>> Begin

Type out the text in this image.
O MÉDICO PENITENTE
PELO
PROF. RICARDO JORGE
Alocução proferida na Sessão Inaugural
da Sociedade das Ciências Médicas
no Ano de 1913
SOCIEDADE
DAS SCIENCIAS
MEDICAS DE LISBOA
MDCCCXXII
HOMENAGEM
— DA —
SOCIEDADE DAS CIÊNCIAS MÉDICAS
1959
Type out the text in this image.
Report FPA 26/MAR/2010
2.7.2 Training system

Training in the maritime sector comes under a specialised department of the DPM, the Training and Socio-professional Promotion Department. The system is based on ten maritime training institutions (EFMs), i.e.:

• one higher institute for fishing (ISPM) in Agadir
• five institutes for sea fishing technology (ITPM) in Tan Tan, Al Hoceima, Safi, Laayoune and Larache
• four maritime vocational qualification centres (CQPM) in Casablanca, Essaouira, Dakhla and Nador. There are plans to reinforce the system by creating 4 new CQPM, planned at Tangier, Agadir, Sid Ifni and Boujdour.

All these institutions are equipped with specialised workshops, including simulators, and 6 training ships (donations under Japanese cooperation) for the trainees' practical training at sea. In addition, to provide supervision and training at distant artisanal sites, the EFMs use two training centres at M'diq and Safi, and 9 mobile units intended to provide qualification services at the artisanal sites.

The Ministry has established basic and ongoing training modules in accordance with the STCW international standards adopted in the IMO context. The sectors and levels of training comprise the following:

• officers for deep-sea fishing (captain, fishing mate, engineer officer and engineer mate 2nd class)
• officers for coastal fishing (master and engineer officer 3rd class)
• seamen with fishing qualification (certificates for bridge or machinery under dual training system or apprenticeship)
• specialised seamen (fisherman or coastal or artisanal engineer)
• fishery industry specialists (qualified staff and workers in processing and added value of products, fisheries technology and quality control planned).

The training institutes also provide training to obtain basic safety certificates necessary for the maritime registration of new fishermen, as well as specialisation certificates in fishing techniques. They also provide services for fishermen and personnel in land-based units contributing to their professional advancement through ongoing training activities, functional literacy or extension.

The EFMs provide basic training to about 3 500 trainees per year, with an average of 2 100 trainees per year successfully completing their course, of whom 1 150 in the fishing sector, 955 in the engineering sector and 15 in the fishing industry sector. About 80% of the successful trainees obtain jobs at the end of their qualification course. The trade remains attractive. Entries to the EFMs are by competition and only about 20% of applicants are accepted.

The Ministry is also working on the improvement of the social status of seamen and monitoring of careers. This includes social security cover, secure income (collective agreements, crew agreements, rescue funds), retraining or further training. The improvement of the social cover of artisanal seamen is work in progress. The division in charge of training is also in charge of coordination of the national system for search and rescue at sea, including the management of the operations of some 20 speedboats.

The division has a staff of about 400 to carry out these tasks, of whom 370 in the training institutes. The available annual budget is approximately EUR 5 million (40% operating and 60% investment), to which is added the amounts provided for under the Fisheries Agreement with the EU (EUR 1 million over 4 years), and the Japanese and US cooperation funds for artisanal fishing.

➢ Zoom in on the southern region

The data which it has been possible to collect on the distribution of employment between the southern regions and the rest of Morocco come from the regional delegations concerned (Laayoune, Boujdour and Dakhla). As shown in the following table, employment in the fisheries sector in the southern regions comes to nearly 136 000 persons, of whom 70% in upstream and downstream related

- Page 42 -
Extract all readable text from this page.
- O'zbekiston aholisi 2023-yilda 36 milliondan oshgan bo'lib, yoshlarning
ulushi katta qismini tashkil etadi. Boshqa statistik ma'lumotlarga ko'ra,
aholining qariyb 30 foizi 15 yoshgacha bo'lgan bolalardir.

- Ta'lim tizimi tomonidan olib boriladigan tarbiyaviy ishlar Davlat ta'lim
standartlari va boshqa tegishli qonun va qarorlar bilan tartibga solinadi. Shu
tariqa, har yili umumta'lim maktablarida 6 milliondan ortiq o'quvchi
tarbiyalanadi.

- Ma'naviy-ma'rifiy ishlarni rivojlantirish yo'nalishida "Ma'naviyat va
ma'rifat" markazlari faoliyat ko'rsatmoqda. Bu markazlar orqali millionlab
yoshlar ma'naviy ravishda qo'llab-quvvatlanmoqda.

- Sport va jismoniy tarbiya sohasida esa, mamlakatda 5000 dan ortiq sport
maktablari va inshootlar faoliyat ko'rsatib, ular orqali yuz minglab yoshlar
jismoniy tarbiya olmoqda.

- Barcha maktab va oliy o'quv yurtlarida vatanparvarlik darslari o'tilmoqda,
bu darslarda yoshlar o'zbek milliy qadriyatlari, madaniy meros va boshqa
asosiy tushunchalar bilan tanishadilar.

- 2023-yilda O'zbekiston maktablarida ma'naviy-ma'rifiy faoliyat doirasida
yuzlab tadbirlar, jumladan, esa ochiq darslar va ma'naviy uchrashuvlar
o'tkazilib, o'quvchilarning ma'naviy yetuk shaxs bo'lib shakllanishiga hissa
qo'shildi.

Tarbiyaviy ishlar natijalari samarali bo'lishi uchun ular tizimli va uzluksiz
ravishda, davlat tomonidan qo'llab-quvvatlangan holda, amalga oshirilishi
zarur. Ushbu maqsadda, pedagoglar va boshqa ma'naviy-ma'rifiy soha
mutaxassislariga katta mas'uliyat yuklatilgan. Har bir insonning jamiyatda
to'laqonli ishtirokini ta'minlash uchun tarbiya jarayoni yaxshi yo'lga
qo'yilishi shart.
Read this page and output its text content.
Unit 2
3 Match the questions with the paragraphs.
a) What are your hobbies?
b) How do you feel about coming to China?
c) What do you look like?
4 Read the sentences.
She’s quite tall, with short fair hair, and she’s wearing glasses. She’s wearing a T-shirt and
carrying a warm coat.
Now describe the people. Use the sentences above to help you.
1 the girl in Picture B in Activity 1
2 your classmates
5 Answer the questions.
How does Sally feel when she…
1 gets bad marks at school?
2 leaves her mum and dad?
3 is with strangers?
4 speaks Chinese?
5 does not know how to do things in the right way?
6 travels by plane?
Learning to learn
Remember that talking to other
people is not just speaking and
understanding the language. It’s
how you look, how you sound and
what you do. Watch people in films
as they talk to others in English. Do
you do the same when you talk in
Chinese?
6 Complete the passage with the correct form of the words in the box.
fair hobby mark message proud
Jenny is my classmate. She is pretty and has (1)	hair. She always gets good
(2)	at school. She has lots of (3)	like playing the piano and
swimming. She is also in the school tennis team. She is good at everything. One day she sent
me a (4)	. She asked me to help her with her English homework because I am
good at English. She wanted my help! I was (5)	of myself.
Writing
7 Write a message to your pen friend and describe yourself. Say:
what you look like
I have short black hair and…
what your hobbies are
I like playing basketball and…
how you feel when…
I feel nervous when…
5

>> End

What the task asks:
Quote every record above exactly.

Task response:
Type out the text in this image.
O MÉDICO PENITENTE
PELO
PROF. RICARDO JORGE
Alocução proferida na Sessão Inaugural
da Sociedade das Ciências Médicas
no Ano de 1913
SOCIEDADE
DAS SCIENCIAS
MEDICAS DE LISBOA
MDCCCXXII
HOMENAGEM
— DA —
SOCIEDADE DAS CIÊNCIAS MÉDICAS
1959
Type out the text in this image.
Report FPA 26/MAR/2010
2.7.2 Training system

Training in the maritime sector comes under a specialised department of the DPM, the Training and Socio-professional Promotion Department. The system is based on ten maritime training institutions (EFMs), i.e.:

• one higher institute for fishing (ISPM) in Agadir
• five institutes for sea fishing technology (ITPM) in Tan Tan, Al Hoceima, Safi, Laayoune and Larache
• four maritime vocational qualification centres (CQPM) in Casablanca, Essaouira, Dakhla and Nador. There are plans to reinforce the system by creating 4 new CQPM, planned at Tangier, Agadir, Sid Ifni and Boujdour.

All these institutions are equipped with specialised workshops, including simulators, and 6 training ships (donations under Japanese cooperation) for the trainees' practical training at sea. In addition, to provide supervision and training at distant artisanal sites, the EFMs use two training centres at M'diq and Safi, and 9 mobile units intended to provide qualification services at the artisanal sites.

The Ministry has established basic and ongoing training modules in accordance with the STCW international standards adopted in the IMO context. The sectors and levels of training comprise the following:

• officers for deep-sea fishing (captain, fishing mate, engineer officer and engineer mate 2nd class)
• officers for coastal fishing (master and engineer officer 3rd class)
• seamen with fishing qualification (certificates for bridge or machinery under dual training system or apprenticeship)
• specialised seamen (fisherman or coastal or artisanal engineer)
• fishery industry specialists (qualified staff and workers in processing and added value of products, fisheries technology and quality control planned).

The training institutes also provide training to obtain basic safety certificates necessary for the maritime registration of new fishermen, as well as specialisation certificates in fishing techniques. They also provide services for fishermen and personnel in land-based units contributing to their professional advancement through ongoing training activities, functional literacy or extension.

The EFMs provide basic training to about 3 500 trainees per year, with an average of 2 100 trainees per year successfully completing their course, of whom 1 150 in the fishing sector, 955 in the engineering sector and 15 in the fishing industry sector. About 80% of the successful trainees obtain jobs at the end of their qualification course. The trade remains attractive. Entries to the EFMs are by competition and only about 20% of applicants are accepted.

The Ministry is also working on the improvement of the social status of seamen and monitoring of careers. This includes social security cover, secure income (collective agreements, crew agreements, rescue funds), retraining or further training. The improvement of the social cover of artisanal seamen is work in progress. The division in charge of training is also in charge of coordination of the national system for search and rescue at sea, including the management of the operations of some 20 speedboats.

The division has a staff of about 400 to carry out these tasks, of whom 370 in the training institutes. The available annual budget is approximately EUR 5 million (40% operating and 60% investment), to which is added the amounts provided for under the Fisheries Agreement with the EU (EUR 1 million over 4 years), and the Japanese and US cooperation funds for artisanal fishing.

➢ Zoom in on the southern region

The data which it has been possible to collect on the distribution of employment between the southern regions and the rest of Morocco come from the regional delegations concerned (Laayoune, Boujdour and Dakhla). As shown in the following table, employment in the fisheries sector in the southern regions comes to nearly 136 000 persons, of whom 70% in upstream and downstream related

- Page 42 -
Extract all readable text from this page.
- O'zbekiston aholisi 2023-yilda 36 milliondan oshgan bo'lib, yoshlarning
ulushi katta qismini tashkil etadi. Boshqa statistik ma'lumotlarga ko'ra,
aholining qariyb 30 foizi 15 yoshgacha bo'lgan bolalardir.

- Ta'lim tizimi tomonidan olib boriladigan tarbiyaviy ishlar Davlat ta'lim
standartlari va boshqa tegishli qonun va qarorlar bilan tartibga solinadi. Shu
tariqa, har yili umumta'lim maktablarida 6 milliondan ortiq o'quvchi
tarbiyalanadi.

- Ma'naviy-ma'rifiy ishlarni rivojlantirish yo'nalishida "Ma'naviyat va
ma'rifat" markazlari faoliyat ko'rsatmoqda. Bu markazlar orqali millionlab
yoshlar ma'naviy ravishda qo'llab-quvvatlanmoqda.

- Sport va jismoniy tarbiya sohasida esa, mamlakatda 5000 dan ortiq sport
maktablari va inshootlar faoliyat ko'rsatib, ular orqali yuz minglab yoshlar
jismoniy tarbiya olmoqda.

- Barcha maktab va oliy o'quv yurtlarida vatanparvarlik darslari o'tilmoqda,
bu darslarda yoshlar o'zbek milliy qadriyatlari, madaniy meros va boshqa
asosiy tushunchalar bilan tanishadilar.

- 2023-yilda O'zbekiston maktablarida ma'naviy-ma'rifiy faoliyat doirasida
yuzlab tadbirlar, jumladan, esa ochiq darslar va ma'naviy uchrashuvlar
o'tkazilib, o'quvchilarning ma'naviy yetuk shaxs bo'lib shakllanishiga hissa
qo'shildi.

Tarbiyaviy ishlar natijalari samarali bo'lishi uchun ular tizimli va uzluksiz
ravishda, davlat tomonidan qo'llab-quvvatlangan holda, amalga oshirilishi
zarur. Ushbu maqsadda, pedagoglar va boshqa ma'naviy-ma'rifiy soha
mutaxassislariga katta mas'uliyat yuklatilgan. Har bir insonning jamiyatda
to'laqonli ishtirokini ta'minlash uchun tarbiya jarayoni yaxshi yo'lga
qo'yilishi shart.
Read this page and output its text content.
Unit 2
3 Match the questions with the paragraphs.
a) What are your hobbies?
b) How do you feel about coming to China?
c) What do you look like?
4 Read the sentences.
She’s quite tall, with short fair hair, and she’s wearing glasses. She’s wearing a T-shirt and
carrying a warm coat.
Now describe the people. Use the sentences above to help you.
1 the girl in Picture B in Activity 1
2 your classmates
5 Answer the questions.
How does Sally feel when she…
1 gets bad marks at school?
2 leaves her mum and dad?
3 is with strangers?
4 speaks Chinese?
5 does not know how to do things in the right way?
6 travels by plane?
Learning to learn
Remember that talking to other
people is not just speaking and
understanding the language. It’s
how you look, how you sound and
what you do. Watch people in films
as they talk to others in English. Do
you do the same when you talk in
Chinese?
6 Complete the passage with the correct form of the words in the box.
fair hobby mark message proud
Jenny is my classmate. She is pretty and has (1)	hair. She always gets good
(2)	at school. She has lots of (3)	like playing the piano and
swimming. She is also in the school tennis team. She is good at everything. One day she sent
me a (4)	. She asked me to help her with her English homework because I am
good at English. She wanted my help! I was (5)	of myself.
Writing
7 Write a message to your pen friend and describe yourself. Say:
what you look like
I have short black hair and…
what your hobbies are
I like playing basketball and…
how you feel when…
I feel nervous when…
5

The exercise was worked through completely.